[start Data provided]
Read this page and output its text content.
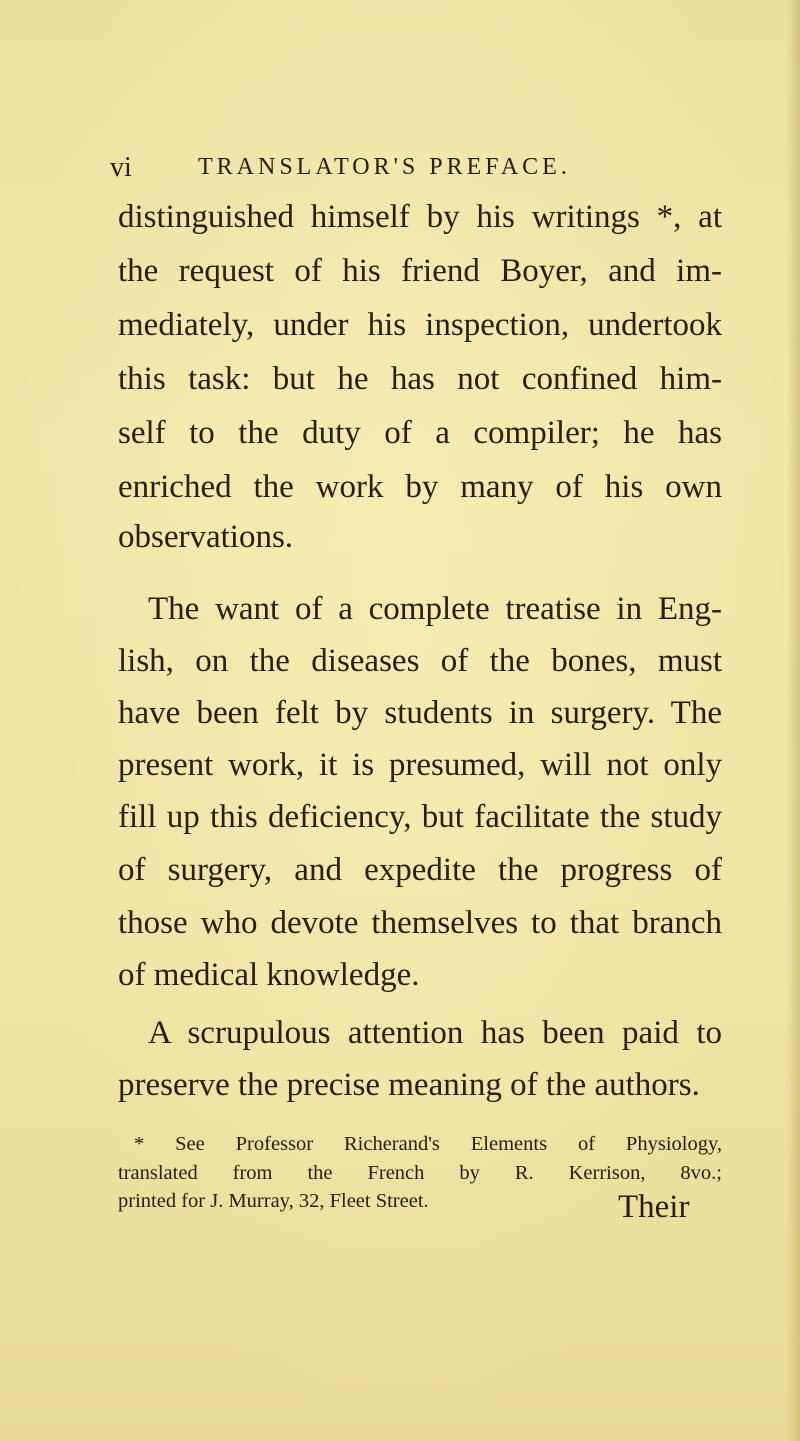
vi	TRANSLATOR'S PREFACE.
distinguished himself by his writings *, at
the request of his friend Boyer, and im-
mediately, under his inspection, undertook
this task: but he has not confined him-
self to the duty of a compiler; he has
enriched the work by many of his own
observations.
The want of a complete treatise in Eng-
lish, on the diseases of the bones, must
have been felt by students in surgery. The
present work, it is presumed, will not only
fill up this deficiency, but facilitate the study
of surgery, and expedite the progress of
those who devote themselves to that branch
of medical knowledge.
A scrupulous attention has been paid to
preserve the precise meaning of the authors.
* See Professor Richerand's Elements of Physiology,
translated from the French by R. Kerrison, 8vo.;
printed for J. Murray, 32, Fleet Street.	Their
[end Data provided]
## [Exercise brief]
Retype each line of the listing above word for word. Exclude the pictures.

## [Correct result]
Read this page and output its text content.
vi	TRANSLATOR'S PREFACE.
distinguished himself by his writings *, at
the request of his friend Boyer, and im-
mediately, under his inspection, undertook
this task: but he has not confined him-
self to the duty of a compiler; he has
enriched the work by many of his own
observations.
The want of a complete treatise in Eng-
lish, on the diseases of the bones, must
have been felt by students in surgery. The
present work, it is presumed, will not only
fill up this deficiency, but facilitate the study
of surgery, and expedite the progress of
those who devote themselves to that branch
of medical knowledge.
A scrupulous attention has been paid to
preserve the precise meaning of the authors.
* See Professor Richerand's Elements of Physiology,
translated from the French by R. Kerrison, 8vo.;
printed for J. Murray, 32, Fleet Street.	Their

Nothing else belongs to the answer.